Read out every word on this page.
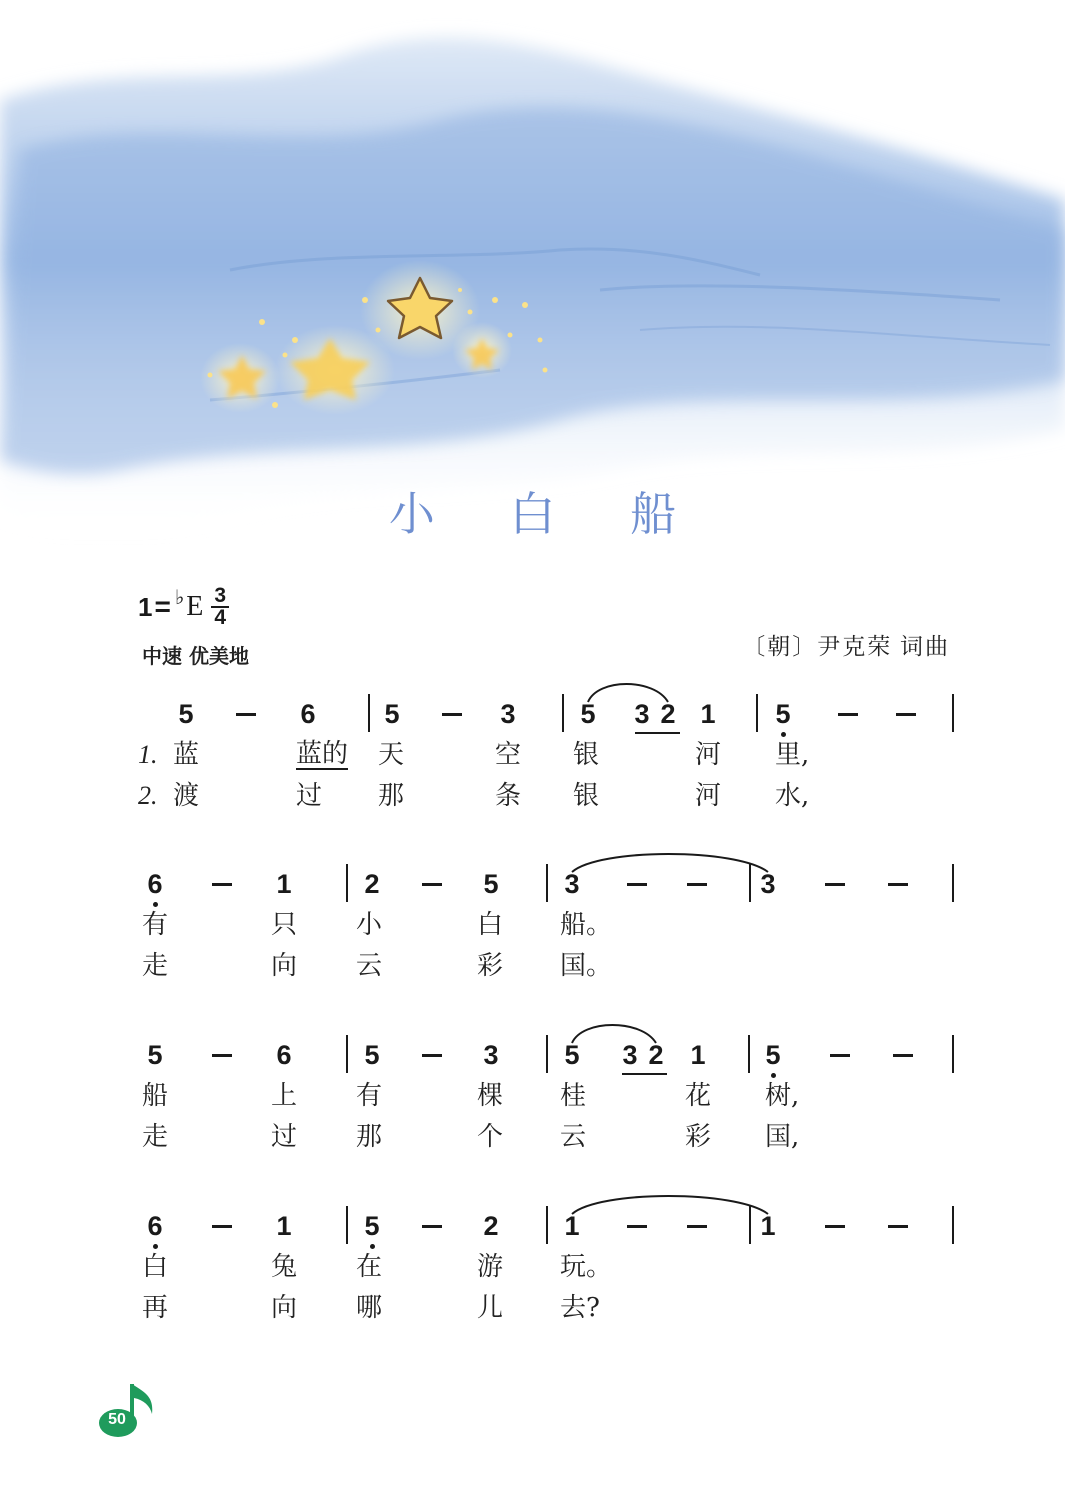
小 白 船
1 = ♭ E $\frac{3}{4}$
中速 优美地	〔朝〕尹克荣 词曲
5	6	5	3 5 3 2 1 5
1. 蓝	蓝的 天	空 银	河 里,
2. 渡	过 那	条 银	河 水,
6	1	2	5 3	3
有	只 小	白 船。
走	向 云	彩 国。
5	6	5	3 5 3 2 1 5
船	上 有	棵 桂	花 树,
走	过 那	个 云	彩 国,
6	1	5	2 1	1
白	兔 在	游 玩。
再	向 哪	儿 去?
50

Exercise prompt:
Write every record out again exactly; no pictures belong in the copy.

Correct answer:
Read out every word on this page.
小 白 船
1 = ♭ E $\frac{3}{4}$
中速 优美地	〔朝〕尹克荣 词曲
5	6	5	3 5 3 2 1 5
1. 蓝	蓝的 天	空 银	河 里,
2. 渡	过 那	条 银	河 水,
6	1	2	5 3	3
有	只 小	白 船。
走	向 云	彩 国。
5	6	5	3 5 3 2 1 5
船	上 有	棵 桂	花 树,
走	过 那	个 云	彩 国,
6	1	5	2 1	1
白	兔 在	游 玩。
再	向 哪	儿 去?
50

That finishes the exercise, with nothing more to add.